Extracted records:
<<<<

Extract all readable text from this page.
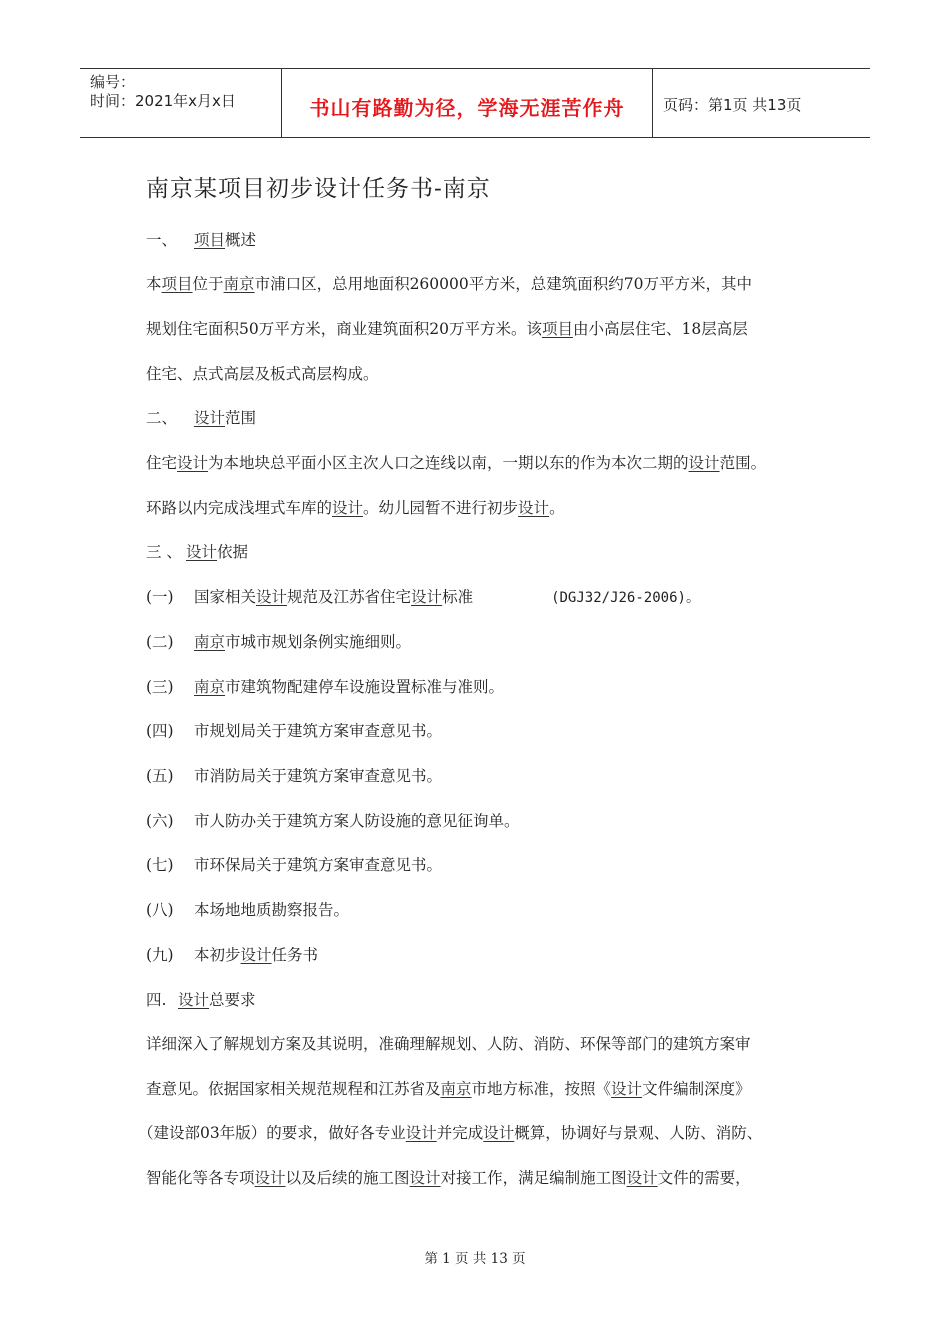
编号：
时间：2021年x月x日	书山有路勤为径，学海无涯苦作舟	页码：第1页 共13页
南京某项目初步设计任务书-南京
一、 项目概述
本项目位于南京市浦口区，总用地面积260000平方米，总建筑面积约70万平方米，其中
规划住宅面积50万平方米，商业建筑面积20万平方米。该项目由小高层住宅、18层高层
住宅、点式高层及板式高层构成。
二、 设计范围
住宅设计为本地块总平面小区主次人口之连线以南，一期以东的作为本次二期的设计范围。
环路以内完成浅埋式车库的设计。幼儿园暂不进行初步设计。
三 、 设计依据
(一) 国家相关设计规范及江苏省住宅设计标准	(DGJ32/J26-2006)。
(二) 南京市城市规划条例实施细则。
(三) 南京市建筑物配建停车设施设置标准与准则。
(四) 市规划局关于建筑方案审查意见书。
(五) 市消防局关于建筑方案审查意见书。
(六) 市人防办关于建筑方案人防设施的意见征询单。
(七) 市环保局关于建筑方案审查意见书。
(八) 本场地地质勘察报告。
(九) 本初步设计任务书
四. 设计总要求
详细深入了解规划方案及其说明，准确理解规划、人防、消防、环保等部门的建筑方案审
查意见。依据国家相关规范规程和江苏省及南京市地方标准，按照《设计文件编制深度》
（建设部03年版）的要求，做好各专业设计并完成设计概算，协调好与景观、人防、消防、
智能化等各专项设计以及后续的施工图设计对接工作，满足编制施工图设计文件的需要，
第 1 页 共 13 页
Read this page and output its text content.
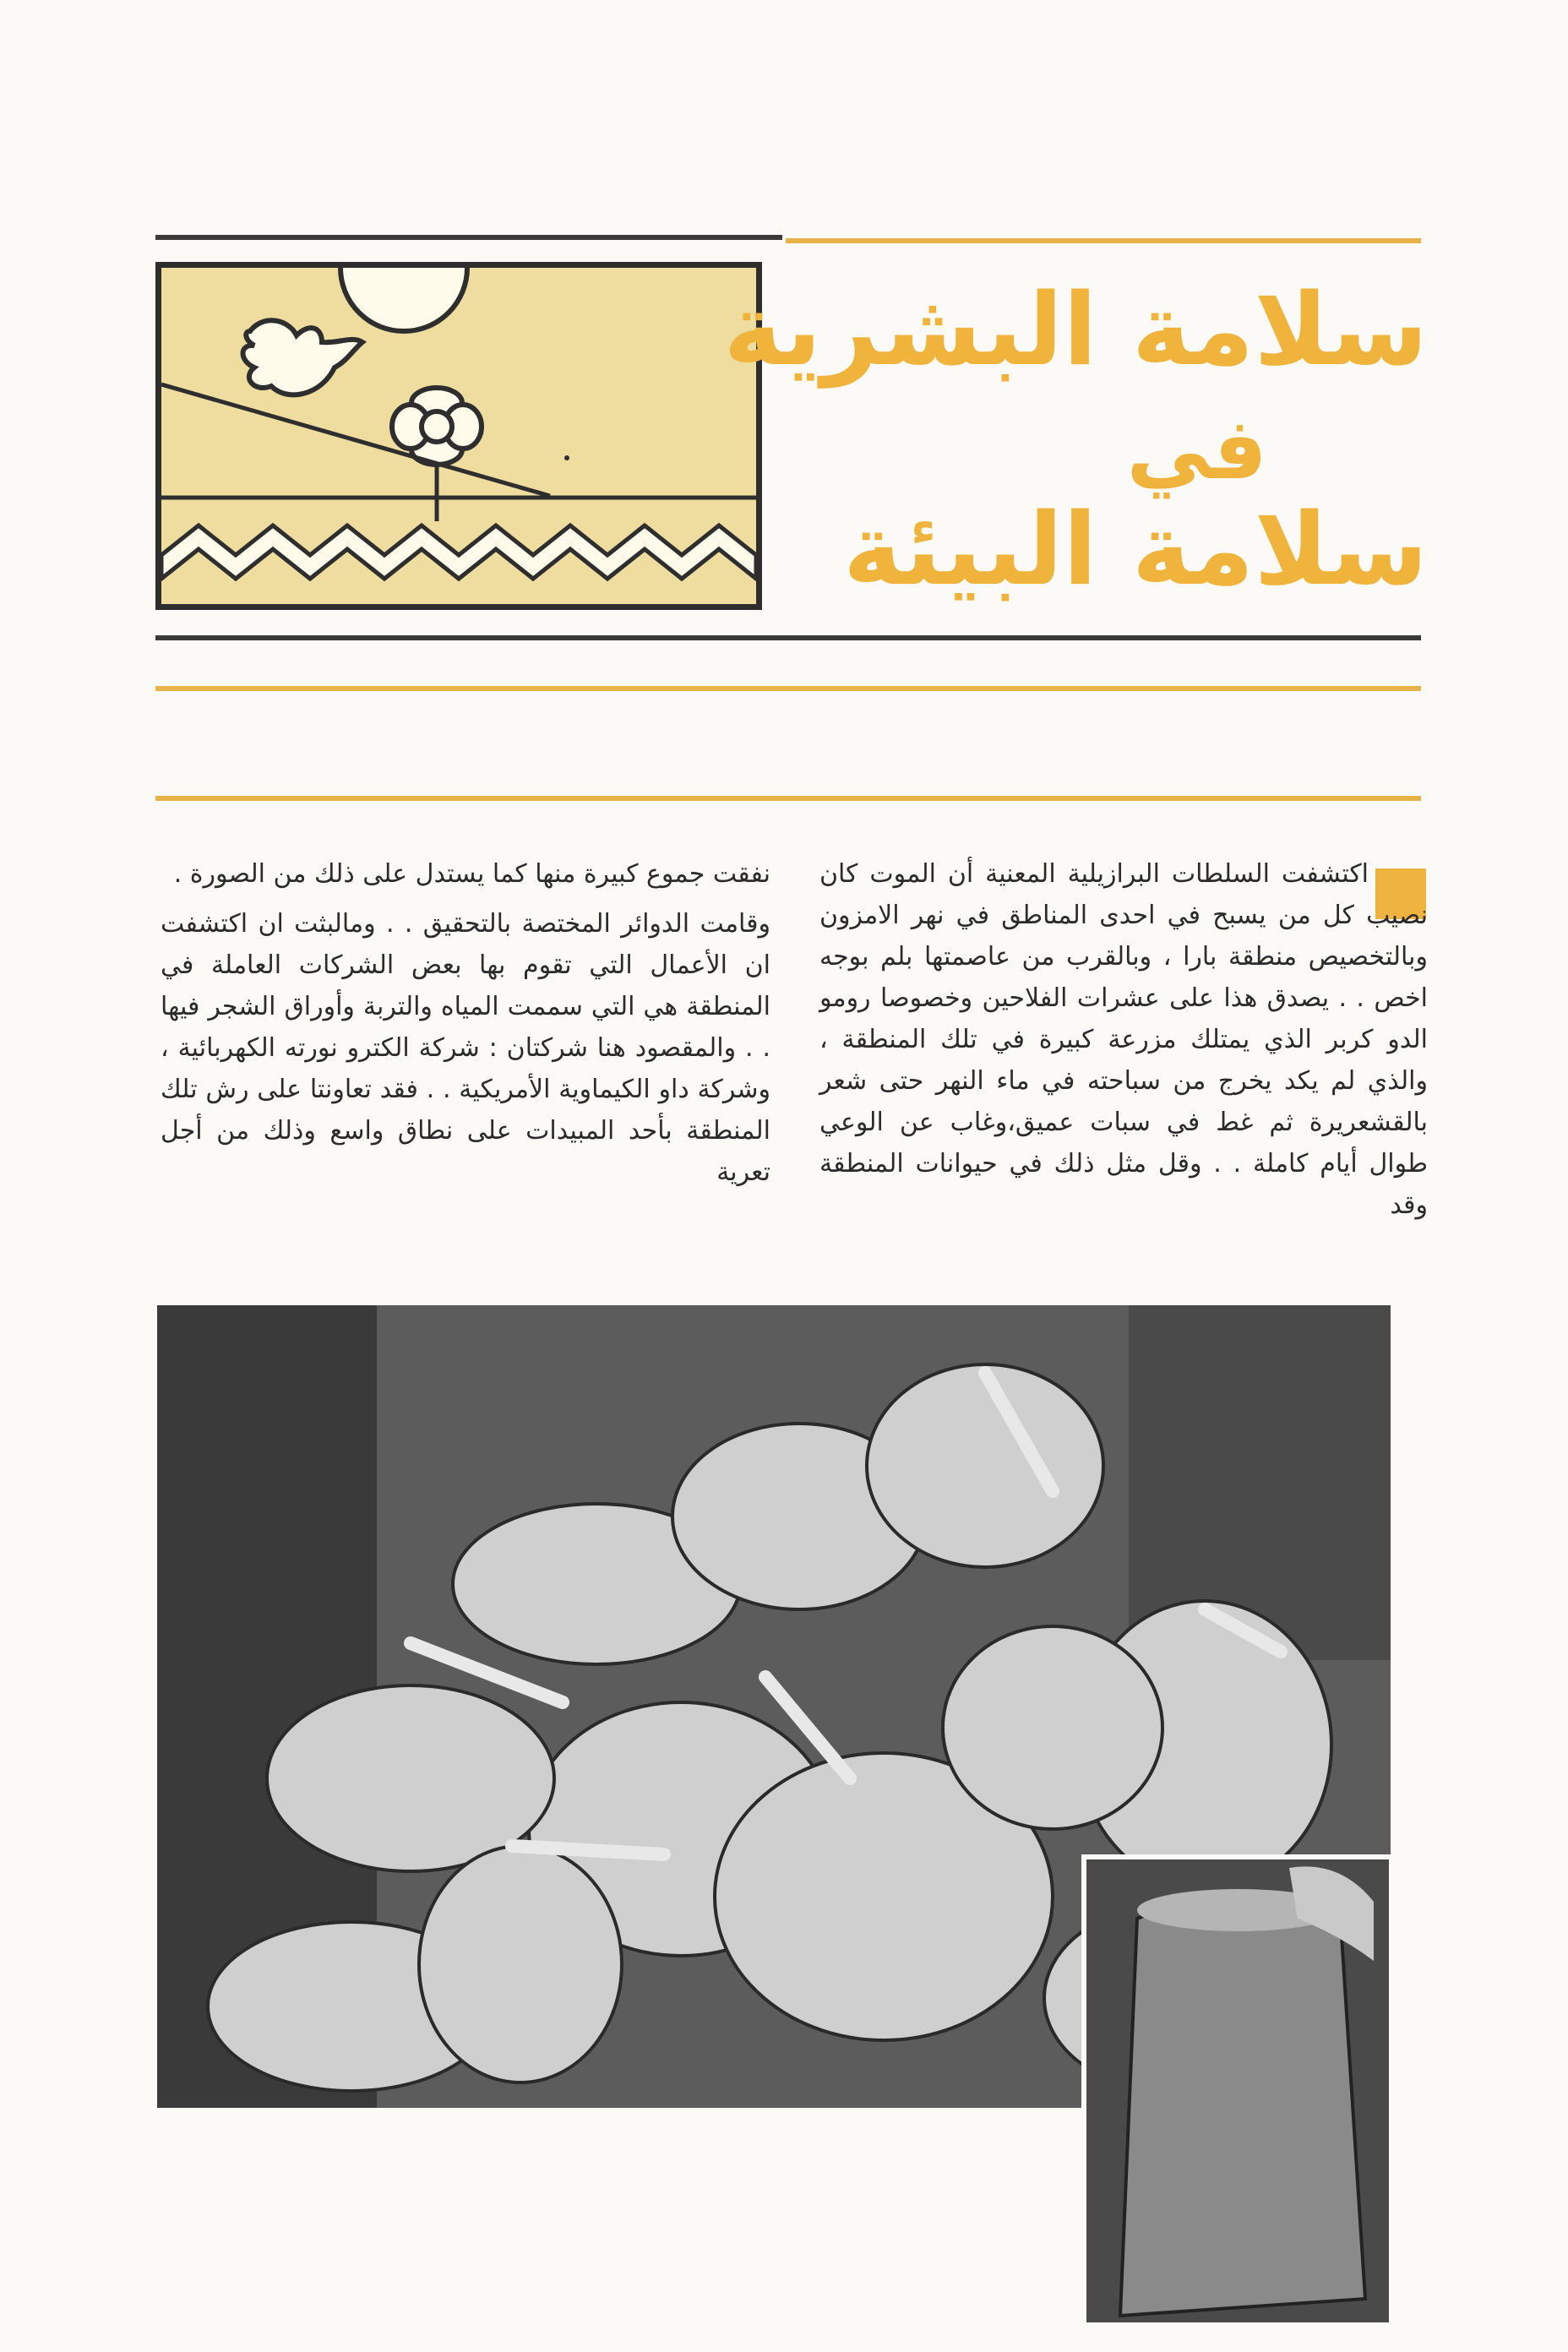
سلامة البشرية
في
سلامة البيئة

اكتشفت السلطات البرازيلية المعنية أن الموت كان نصيب كل من يسبح في احدى المناطق في نهر الامزون وبالتخصيص منطقة بارا ، وبالقرب من عاصمتها بلم بوجه اخص . . يصدق هذا على عشرات الفلاحين وخصوصا رومو الدو كربر الذي يمتلك مزرعة كبيرة في تلك المنطقة ، والذي لم يكد يخرج من سباحته في ماء النهر حتى شعر بالقشعريرة ثم غط في سبات عميق،وغاب عن الوعي طوال أيام كاملة . . وقل مثل ذلك في حيوانات المنطقة وقد

نفقت جموع كبيرة منها كما يستدل على ذلك من الصورة .

وقامت الدوائر المختصة بالتحقيق . . ومالبثت ان اكتشفت ان الأعمال التي تقوم بها بعض الشركات العاملة في المنطقة هي التي سممت المياه والتربة وأوراق الشجر فيها . . والمقصود هنا شركتان : شركة الكترو نورته الكهربائية ، وشركة داو الكيماوية الأمريكية . . فقد تعاونتا على رش تلك المنطقة بأحد المبيدات على نطاق واسع وذلك من أجل تعرية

>>>>

Each line that contains the string "this" counts once; report how many such lines the entries have, giving only the number.

2